* [Work required]: Count the lines in the entries that contain "Grinzingerstraße". Say the number and nothing more.

Dataset records of page text
★ ★ ★ ★ ★
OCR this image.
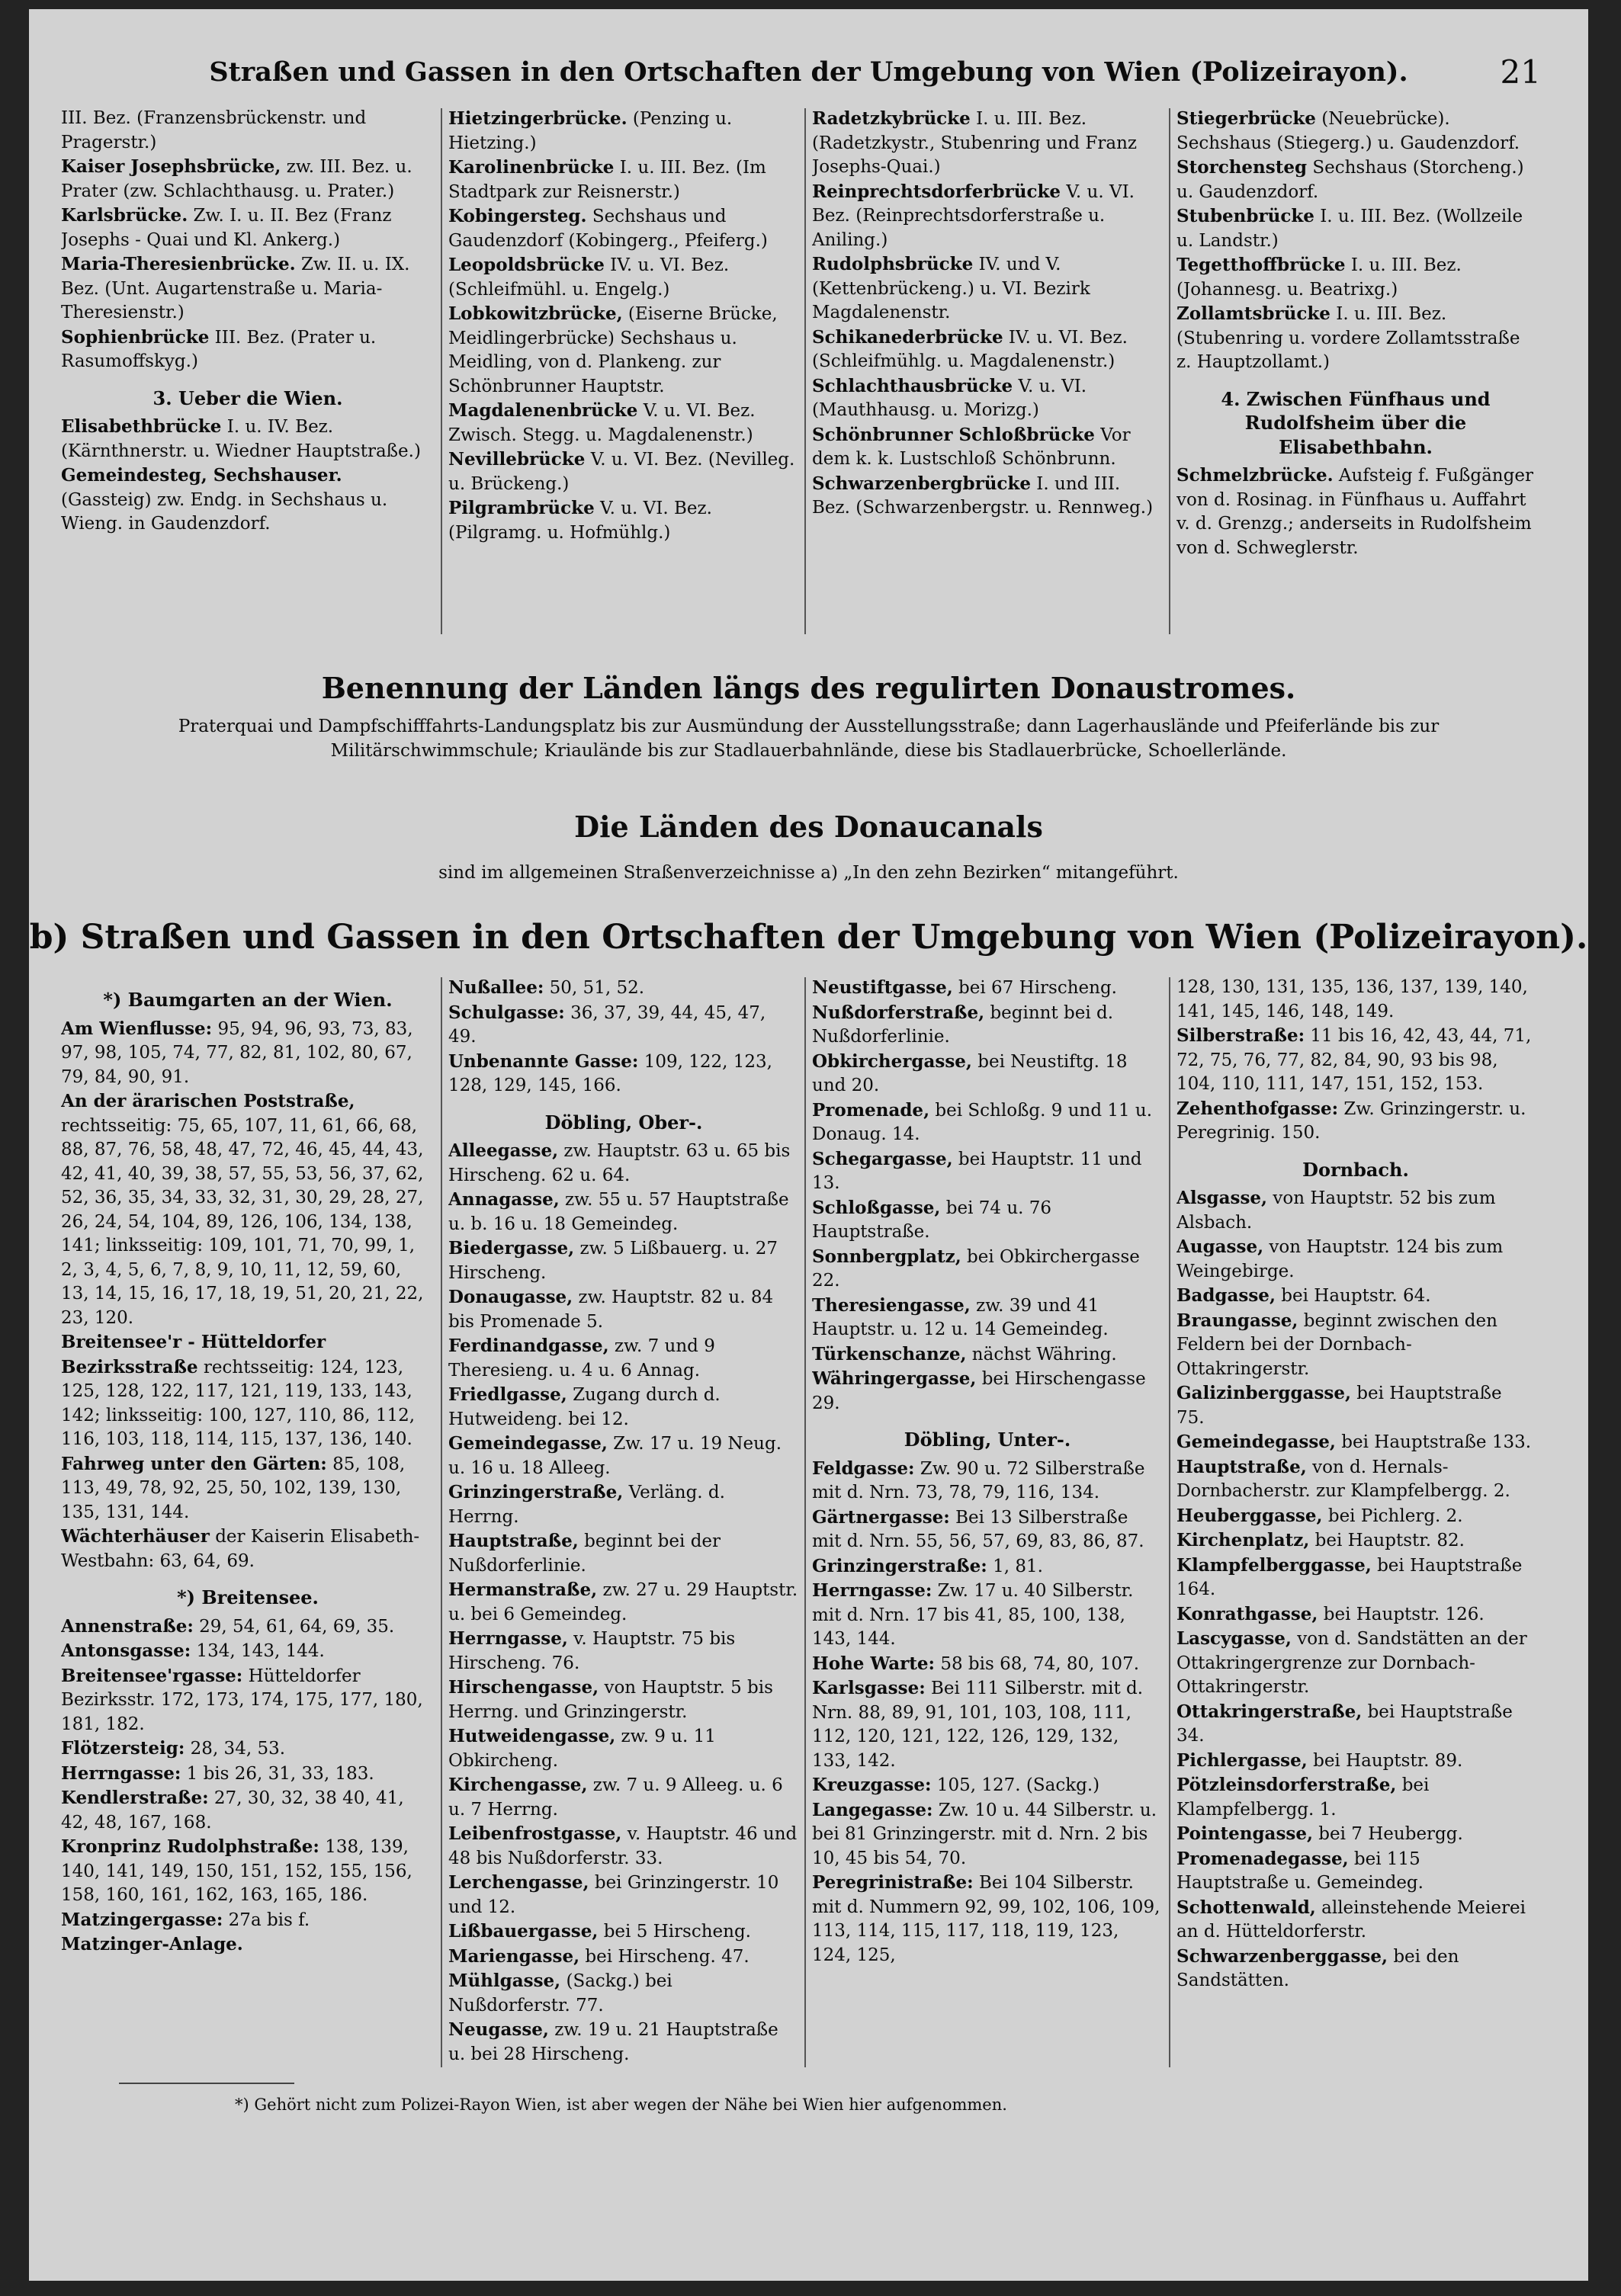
Straßen und Gassen in den Ortschaften der Umgebung von Wien (Polizeirayon).	21
III. Bez. (Franzensbrückenstr. und Pragerstr.)
Kaiser Josephsbrücke, zw. III. Bez. u. Prater (zw. Schlachthausg. u. Prater.)
Karlsbrücke. Zw. I. u. II. Bez (Franz Josephs - Quai und Kl. Ankerg.)
Maria-Theresienbrücke. Zw. II. u. IX. Bez. (Unt. Augartenstraße u. Maria-Theresienstr.)
Sophienbrücke III. Bez. (Prater u. Rasumoffskyg.)
3. Ueber die Wien.
Elisabethbrücke I. u. IV. Bez. (Kärnthnerstr. u. Wiedner Hauptstraße.)
Gemeindesteg, Sechshauser. (Gassteig) zw. Endg. in Sechshaus u. Wieng. in Gaudenzdorf.
Hietzingerbrücke. (Penzing u. Hietzing.)
Karolinenbrücke I. u. III. Bez. (Im Stadtpark zur Reisnerstr.)
Kobingersteg. Sechshaus und Gaudenzdorf (Kobingerg., Pfeiferg.)
Leopoldsbrücke IV. u. VI. Bez. (Schleifmühl. u. Engelg.)
Lobkowitzbrücke, (Eiserne Brücke, Meidlingerbrücke) Sechshaus u. Meidling, von d. Plankeng. zur Schönbrunner Hauptstr.
Magdalenenbrücke V. u. VI. Bez. Zwisch. Stegg. u. Magdalenenstr.)
Nevillebrücke V. u. VI. Bez. (Nevilleg. u. Brückeng.)
Pilgrambrücke V. u. VI. Bez. (Pilgramg. u. Hofmühlg.)
Radetzkybrücke I. u. III. Bez. (Radetzkystr., Stubenring und Franz Josephs-Quai.)
Reinprechtsdorferbrücke V. u. VI. Bez. (Reinprechtsdorferstraße u. Aniling.)
Rudolphsbrücke IV. und V. (Kettenbrückeng.) u. VI. Bezirk Magdalenenstr.
Schikanederbrücke IV. u. VI. Bez. (Schleifmühlg. u. Magdalenenstr.)
Schlachthausbrücke V. u. VI. (Mauthhausg. u. Morizg.)
Schönbrunner Schloßbrücke Vor dem k. k. Lustschloß Schönbrunn.
Schwarzenbergbrücke I. und III. Bez. (Schwarzenbergstr. u. Rennweg.)
Stiegerbrücke (Neuebrücke). Sechshaus (Stiegerg.) u. Gaudenzdorf.
Storchensteg Sechshaus (Storcheng.) u. Gaudenzdorf.
Stubenbrücke I. u. III. Bez. (Wollzeile u. Landstr.)
Tegetthoffbrücke I. u. III. Bez. (Johannesg. u. Beatrixg.)
Zollamtsbrücke I. u. III. Bez. (Stubenring u. vordere Zollamtsstraße z. Hauptzollamt.)
4. Zwischen Fünfhaus und Rudolfsheim über die Elisabethbahn.
Schmelzbrücke. Aufsteig f. Fußgänger von d. Rosinag. in Fünfhaus u. Auffahrt v. d. Grenzg.; anderseits in Rudolfsheim von d. Schweglerstr.
Benennung der Länden längs des regulirten Donaustromes.
Praterquai und Dampfschifffahrts-Landungsplatz bis zur Ausmündung der Ausstellungsstraße; dann Lagerhauslände und Pfeiferlände bis zur
Militärschwimmschule; Kriaulände bis zur Stadlauerbahnlände, diese bis Stadlauerbrücke, Schoellerlände.
Die Länden des Donaucanals
sind im allgemeinen Straßenverzeichnisse a) „In den zehn Bezirken“ mitangeführt.
b) Straßen und Gassen in den Ortschaften der Umgebung von Wien (Polizeirayon).
*) Baumgarten an der Wien.
Am Wienflusse: 95, 94, 96, 93, 73, 83, 97, 98, 105, 74, 77, 82, 81, 102, 80, 67, 79, 84, 90, 91.
An der ärarischen Poststraße, rechtsseitig: 75, 65, 107, 11, 61, 66, 68, 88, 87, 76, 58, 48, 47, 72, 46, 45, 44, 43, 42, 41, 40, 39, 38, 57, 55, 53, 56, 37, 62, 52, 36, 35, 34, 33, 32, 31, 30, 29, 28, 27, 26, 24, 54, 104, 89, 126, 106, 134, 138, 141; linksseitig: 109, 101, 71, 70, 99, 1, 2, 3, 4, 5, 6, 7, 8, 9, 10, 11, 12, 59, 60, 13, 14, 15, 16, 17, 18, 19, 51, 20, 21, 22, 23, 120.
Breitensee'r - Hütteldorfer Bezirksstraße rechtsseitig: 124, 123, 125, 128, 122, 117, 121, 119, 133, 143, 142; linksseitig: 100, 127, 110, 86, 112, 116, 103, 118, 114, 115, 137, 136, 140.
Fahrweg unter den Gärten: 85, 108, 113, 49, 78, 92, 25, 50, 102, 139, 130, 135, 131, 144.
Wächterhäuser der Kaiserin Elisabeth-Westbahn: 63, 64, 69.
*) Breitensee.
Annenstraße: 29, 54, 61, 64, 69, 35.
Antonsgasse: 134, 143, 144.
Breitensee'rgasse: Hütteldorfer Bezirksstr. 172, 173, 174, 175, 177, 180, 181, 182.
Flötzersteig: 28, 34, 53.
Herrngasse: 1 bis 26, 31, 33, 183.
Kendlerstraße: 27, 30, 32, 38 40, 41, 42, 48, 167, 168.
Kronprinz Rudolphstraße: 138, 139, 140, 141, 149, 150, 151, 152, 155, 156, 158, 160, 161, 162, 163, 165, 186.
Matzingergasse: 27a bis f.
Matzinger-Anlage.
Nußallee: 50, 51, 52.
Schulgasse: 36, 37, 39, 44, 45, 47, 49.
Unbenannte Gasse: 109, 122, 123, 128, 129, 145, 166.
Döbling, Ober-.
Alleegasse, zw. Hauptstr. 63 u. 65 bis Hirscheng. 62 u. 64.
Annagasse, zw. 55 u. 57 Hauptstraße u. b. 16 u. 18 Gemeindeg.
Biedergasse, zw. 5 Lißbauerg. u. 27 Hirscheng.
Donaugasse, zw. Hauptstr. 82 u. 84 bis Promenade 5.
Ferdinandgasse, zw. 7 und 9 Theresieng. u. 4 u. 6 Annag.
Friedlgasse, Zugang durch d. Hutweideng. bei 12.
Gemeindegasse, Zw. 17 u. 19 Neug. u. 16 u. 18 Alleeg.
Grinzingerstraße, Verläng. d. Herrng.
Hauptstraße, beginnt bei der Nußdorferlinie.
Hermanstraße, zw. 27 u. 29 Hauptstr. u. bei 6 Gemeindeg.
Herrngasse, v. Hauptstr. 75 bis Hirscheng. 76.
Hirschengasse, von Hauptstr. 5 bis Herrng. und Grinzingerstr.
Hutweidengasse, zw. 9 u. 11 Obkircheng.
Kirchengasse, zw. 7 u. 9 Alleeg. u. 6 u. 7 Herrng.
Leibenfrostgasse, v. Hauptstr. 46 und 48 bis Nußdorferstr. 33.
Lerchengasse, bei Grinzingerstr. 10 und 12.
Lißbauergasse, bei 5 Hirscheng.
Mariengasse, bei Hirscheng. 47.
Mühlgasse, (Sackg.) bei Nußdorferstr. 77.
Neugasse, zw. 19 u. 21 Hauptstraße u. bei 28 Hirscheng.
Neustiftgasse, bei 67 Hirscheng.
Nußdorferstraße, beginnt bei d. Nußdorferlinie.
Obkirchergasse, bei Neustiftg. 18 und 20.
Promenade, bei Schloßg. 9 und 11 u. Donaug. 14.
Schegargasse, bei Hauptstr. 11 und 13.
Schloßgasse, bei 74 u. 76 Hauptstraße.
Sonnbergplatz, bei Obkirchergasse 22.
Theresiengasse, zw. 39 und 41 Hauptstr. u. 12 u. 14 Gemeindeg.
Türkenschanze, nächst Währing.
Währingergasse, bei Hirschengasse 29.
Döbling, Unter-.
Feldgasse: Zw. 90 u. 72 Silberstraße mit d. Nrn. 73, 78, 79, 116, 134.
Gärtnergasse: Bei 13 Silberstraße mit d. Nrn. 55, 56, 57, 69, 83, 86, 87.
Grinzingerstraße: 1, 81.
Herrngasse: Zw. 17 u. 40 Silberstr. mit d. Nrn. 17 bis 41, 85, 100, 138, 143, 144.
Hohe Warte: 58 bis 68, 74, 80, 107.
Karlsgasse: Bei 111 Silberstr. mit d. Nrn. 88, 89, 91, 101, 103, 108, 111, 112, 120, 121, 122, 126, 129, 132, 133, 142.
Kreuzgasse: 105, 127. (Sackg.)
Langegasse: Zw. 10 u. 44 Silberstr. u. bei 81 Grinzingerstr. mit d. Nrn. 2 bis 10, 45 bis 54, 70.
Peregrinistraße: Bei 104 Silberstr. mit d. Nummern 92, 99, 102, 106, 109, 113, 114, 115, 117, 118, 119, 123, 124, 125,
128, 130, 131, 135, 136, 137, 139, 140, 141, 145, 146, 148, 149.
Silberstraße: 11 bis 16, 42, 43, 44, 71, 72, 75, 76, 77, 82, 84, 90, 93 bis 98, 104, 110, 111, 147, 151, 152, 153.
Zehenthofgasse: Zw. Grinzingerstr. u. Peregrinig. 150.
Dornbach.
Alsgasse, von Hauptstr. 52 bis zum Alsbach.
Augasse, von Hauptstr. 124 bis zum Weingebirge.
Badgasse, bei Hauptstr. 64.
Braungasse, beginnt zwischen den Feldern bei der Dornbach-Ottakringerstr.
Galizinberggasse, bei Hauptstraße 75.
Gemeindegasse, bei Hauptstraße 133.
Hauptstraße, von d. Hernals-Dornbacherstr. zur Klampfelbergg. 2.
Heuberggasse, bei Pichlerg. 2.
Kirchenplatz, bei Hauptstr. 82.
Klampfelberggasse, bei Hauptstraße 164.
Konrathgasse, bei Hauptstr. 126.
Lascygasse, von d. Sandstätten an der Ottakringergrenze zur Dornbach-Ottakringerstr.
Ottakringerstraße, bei Hauptstraße 34.
Pichlergasse, bei Hauptstr. 89.
Pötzleinsdorferstraße, bei Klampfelbergg. 1.
Pointengasse, bei 7 Heubergg.
Promenadegasse, bei 115 Hauptstraße u. Gemeindeg.
Schottenwald, alleinstehende Meierei an d. Hütteldorferstr.
Schwarzenberggasse, bei den Sandstätten.
*) Gehört nicht zum Polizei-Rayon Wien, ist aber wegen der Nähe bei Wien hier aufgenommen.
★ ★ ★ ★ ★
* [Answer space]: 2